■ **INSTRUCTION**: Find the lines in these entries that include the word "SARS" and state how many there are, with no other words.

■ **EXCERPTED RECORDS**:
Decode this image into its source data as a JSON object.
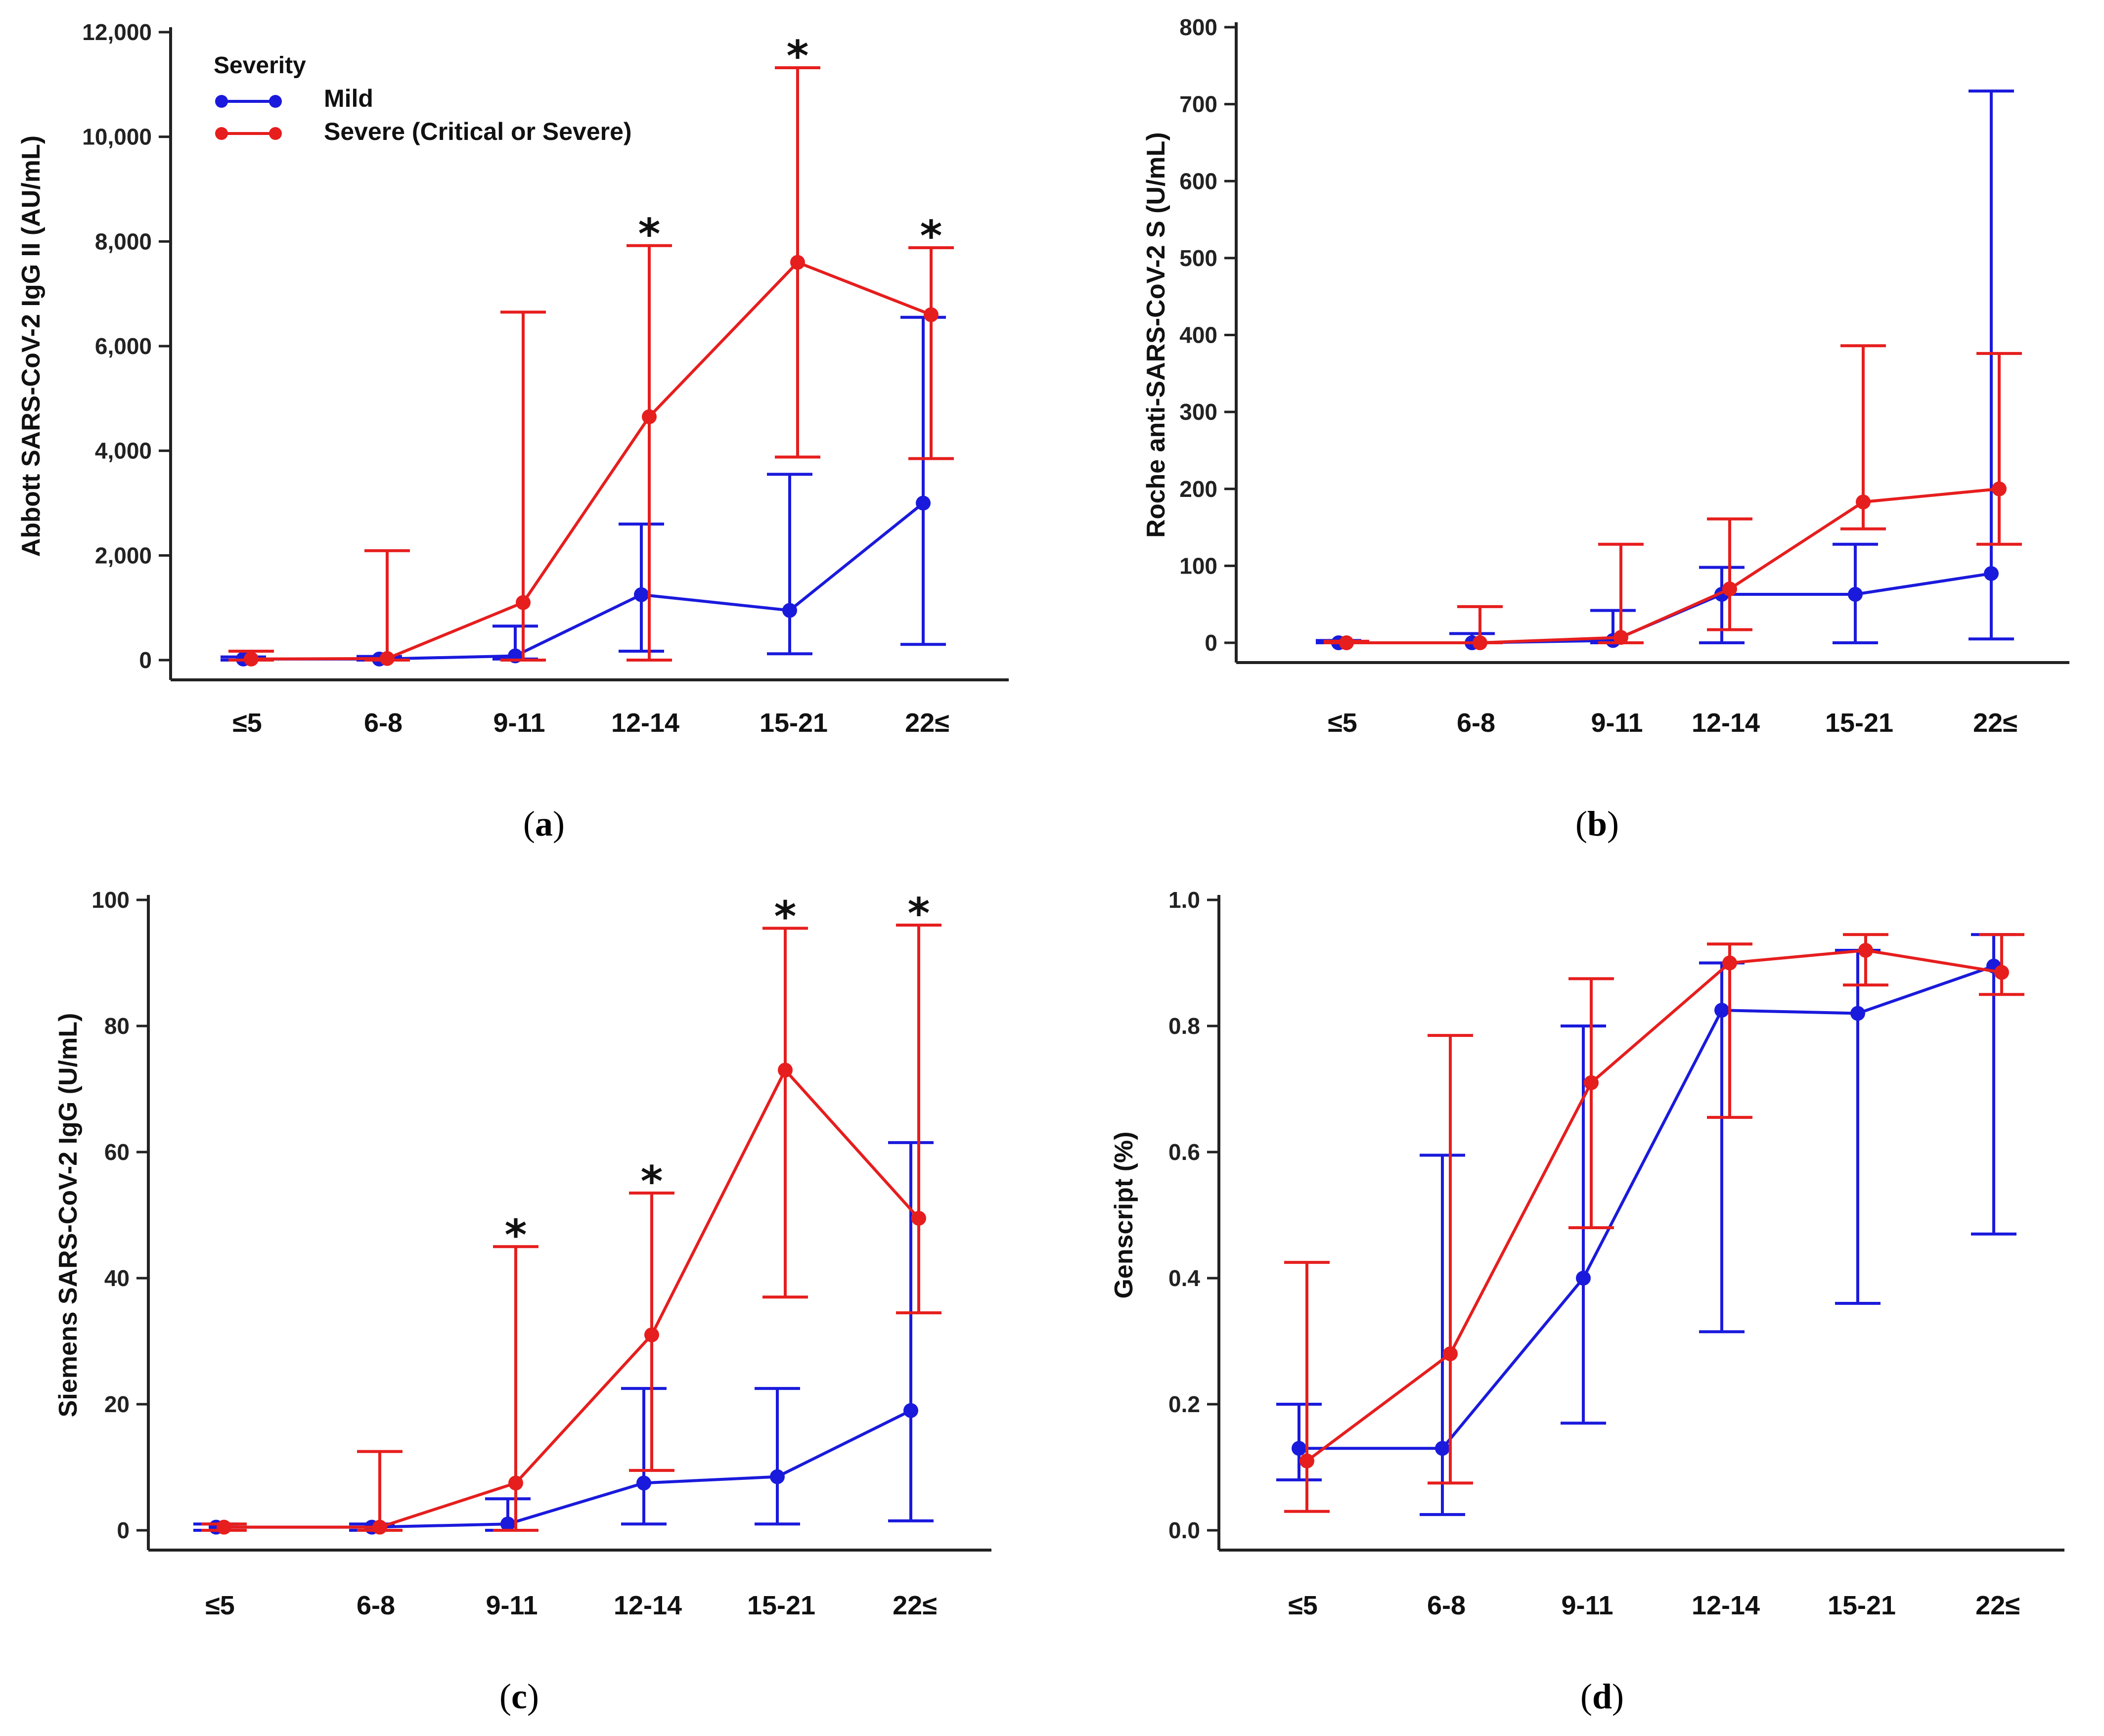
{
  "colors": {
    "mild": "#1a1adc",
    "severe": "#e61e1e",
    "axis": "#222222"
  },
  "legend": {
    "title": "Severity",
    "entries": [
      "Mild",
      "Severe (Critical or Severe)"
    ]
  },
  "chart_data": [
    {
      "type": "line",
      "panel_label": "a",
      "ylabel": "Abbott SARS-CoV-2 IgG II (AU/mL)",
      "categories": [
        "≤5",
        "6-8",
        "9-11",
        "12-14",
        "15-21",
        "22≤"
      ],
      "ylim": [
        0,
        12000
      ],
      "yticks": [
        0,
        2000,
        4000,
        6000,
        8000,
        10000,
        12000
      ],
      "ytick_labels": [
        "0",
        "2,000",
        "4,000",
        "6,000",
        "8,000",
        "10,000",
        "12,000"
      ],
      "grid": false,
      "significant": [
        false,
        false,
        false,
        true,
        true,
        true
      ],
      "series": [
        {
          "name": "Mild",
          "values": [
            20,
            20,
            80,
            1250,
            950,
            3000
          ],
          "lower": [
            0,
            0,
            20,
            170,
            120,
            300
          ],
          "upper": [
            60,
            70,
            650,
            2600,
            3550,
            6550
          ]
        },
        {
          "name": "Severe (Critical or Severe)",
          "values": [
            20,
            30,
            1100,
            4650,
            7600,
            6600
          ],
          "lower": [
            0,
            0,
            0,
            0,
            3880,
            3850
          ],
          "upper": [
            170,
            2090,
            6650,
            7920,
            11320,
            7880
          ]
        }
      ]
    },
    {
      "type": "line",
      "panel_label": "b",
      "ylabel": "Roche anti-SARS-CoV-2 S (U/mL)",
      "categories": [
        "≤5",
        "6-8",
        "9-11",
        "12-14",
        "15-21",
        "22≤"
      ],
      "ylim": [
        0,
        800
      ],
      "yticks": [
        0,
        100,
        200,
        300,
        400,
        500,
        600,
        700,
        800
      ],
      "ytick_labels": [
        "0",
        "100",
        "200",
        "300",
        "400",
        "500",
        "600",
        "700",
        "800"
      ],
      "grid": false,
      "significant": [
        false,
        false,
        false,
        false,
        false,
        false
      ],
      "series": [
        {
          "name": "Mild",
          "values": [
            0,
            0,
            3,
            63,
            63,
            90
          ],
          "lower": [
            0,
            0,
            0,
            0,
            0,
            5
          ],
          "upper": [
            3,
            12,
            42,
            98,
            128,
            717
          ]
        },
        {
          "name": "Severe (Critical or Severe)",
          "values": [
            0,
            0,
            7,
            70,
            183,
            200
          ],
          "lower": [
            0,
            0,
            0,
            17,
            148,
            128
          ],
          "upper": [
            2,
            47,
            128,
            161,
            386,
            376
          ]
        }
      ]
    },
    {
      "type": "line",
      "panel_label": "c",
      "ylabel": "Siemens SARS-CoV-2 IgG (U/mL)",
      "categories": [
        "≤5",
        "6-8",
        "9-11",
        "12-14",
        "15-21",
        "22≤"
      ],
      "ylim": [
        0,
        100
      ],
      "yticks": [
        0,
        20,
        40,
        60,
        80,
        100
      ],
      "ytick_labels": [
        "0",
        "20",
        "40",
        "60",
        "80",
        "100"
      ],
      "grid": false,
      "significant": [
        false,
        false,
        true,
        true,
        true,
        true
      ],
      "series": [
        {
          "name": "Mild",
          "values": [
            0.5,
            0.5,
            1,
            7.5,
            8.5,
            19
          ],
          "lower": [
            0,
            0,
            0,
            1,
            1,
            1.5
          ],
          "upper": [
            1,
            1,
            5,
            22.5,
            22.5,
            61.5
          ]
        },
        {
          "name": "Severe (Critical or Severe)",
          "values": [
            0.5,
            0.5,
            7.5,
            31,
            73,
            49.5
          ],
          "lower": [
            0,
            0,
            0,
            9.5,
            37,
            34.5
          ],
          "upper": [
            1,
            12.5,
            45,
            53.5,
            95.5,
            96
          ]
        }
      ]
    },
    {
      "type": "line",
      "panel_label": "d",
      "ylabel": "Genscript (%)",
      "categories": [
        "≤5",
        "6-8",
        "9-11",
        "12-14",
        "15-21",
        "22≤"
      ],
      "ylim": [
        0,
        1.0
      ],
      "yticks": [
        0,
        0.2,
        0.4,
        0.6,
        0.8,
        1.0
      ],
      "ytick_labels": [
        "0.0",
        "0.2",
        "0.4",
        "0.6",
        "0.8",
        "1.0"
      ],
      "grid": false,
      "significant": [
        false,
        false,
        false,
        false,
        false,
        false
      ],
      "series": [
        {
          "name": "Mild",
          "values": [
            0.13,
            0.13,
            0.4,
            0.825,
            0.82,
            0.895
          ],
          "lower": [
            0.08,
            0.025,
            0.17,
            0.315,
            0.36,
            0.47
          ],
          "upper": [
            0.2,
            0.595,
            0.8,
            0.9,
            0.92,
            0.945
          ]
        },
        {
          "name": "Severe (Critical or Severe)",
          "values": [
            0.11,
            0.28,
            0.71,
            0.9,
            0.92,
            0.885
          ],
          "lower": [
            0.03,
            0.075,
            0.48,
            0.655,
            0.865,
            0.85
          ],
          "upper": [
            0.425,
            0.785,
            0.875,
            0.93,
            0.945,
            0.945
          ]
        }
      ]
    }
  ]
}
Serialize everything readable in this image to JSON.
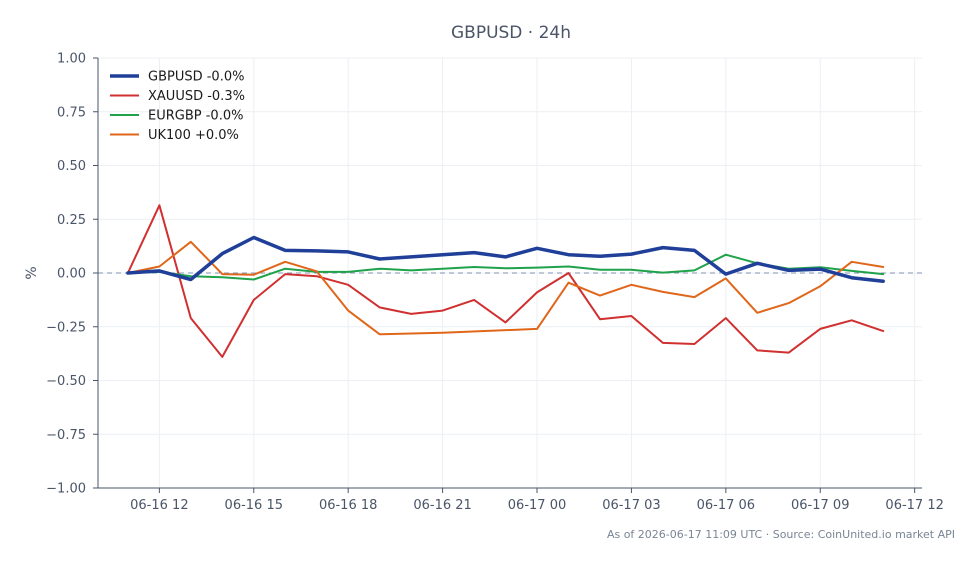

■ **EXERCISE OUTPUT**: 3